[EXERCISE DESCRIPTION] Produce a word-for-word copy of the listing below without its pictures.
........
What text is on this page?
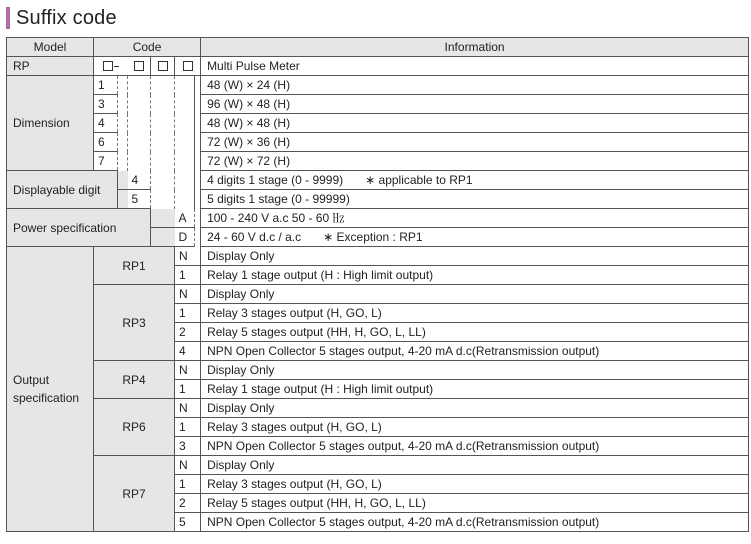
Suffix code
Model	Code						Information
RP							Multi Pulse Meter
Dimension	1						48 (W) × 24 (H)
	3						96 (W) × 48 (H)
	4						48 (W) × 48 (H)
	6						72 (W) × 36 (H)
	7						72 (W) × 72 (H)
Displayable digit			4				4 digits 1 stage (0 - 9999) ∗ applicable to RP1
			5				5 digits 1 stage (0 - 99999)
Power specification					A		100 - 240 V a.c 50 - 60 ㎐
					D		24 - 60 V d.c / a.c ∗ Exception : RP1
Output
specification	RP1				N		Display Only
					1		Relay 1 stage output (H : High limit output)
	RP3				N		Display Only
					1		Relay 3 stages output (H, GO, L)
					2		Relay 5 stages output (HH, H, GO, L, LL)
					4		NPN Open Collector 5 stages output, 4-20 mA d.c(Retransmission output)
	RP4				N		Display Only
					1		Relay 1 stage output (H : High limit output)
	RP6				N		Display Only
					1		Relay 3 stages output (H, GO, L)
					3		NPN Open Collector 5 stages output, 4-20 mA d.c(Retransmission output)
	RP7				N		Display Only
					1		Relay 3 stages output (H, GO, L)
					2		Relay 5 stages output (HH, H, GO, L, LL)
					5		NPN Open Collector 5 stages output, 4-20 mA d.c(Retransmission output)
........
[ANSWER TO THE TASK]
What text is on this page?
Suffix code
Model	Code						Information
RP							Multi Pulse Meter
Dimension	1						48 (W) × 24 (H)
	3						96 (W) × 48 (H)
	4						48 (W) × 48 (H)
	6						72 (W) × 36 (H)
	7						72 (W) × 72 (H)
Displayable digit			4				4 digits 1 stage (0 - 9999) ∗ applicable to RP1
			5				5 digits 1 stage (0 - 99999)
Power specification					A		100 - 240 V a.c 50 - 60 ㎐
					D		24 - 60 V d.c / a.c ∗ Exception : RP1
Output
specification	RP1				N		Display Only
					1		Relay 1 stage output (H : High limit output)
	RP3				N		Display Only
					1		Relay 3 stages output (H, GO, L)
					2		Relay 5 stages output (HH, H, GO, L, LL)
					4		NPN Open Collector 5 stages output, 4-20 mA d.c(Retransmission output)
	RP4				N		Display Only
					1		Relay 1 stage output (H : High limit output)
	RP6				N		Display Only
					1		Relay 3 stages output (H, GO, L)
					3		NPN Open Collector 5 stages output, 4-20 mA d.c(Retransmission output)
	RP7				N		Display Only
					1		Relay 3 stages output (H, GO, L)
					2		Relay 5 stages output (HH, H, GO, L, LL)
					5		NPN Open Collector 5 stages output, 4-20 mA d.c(Retransmission output)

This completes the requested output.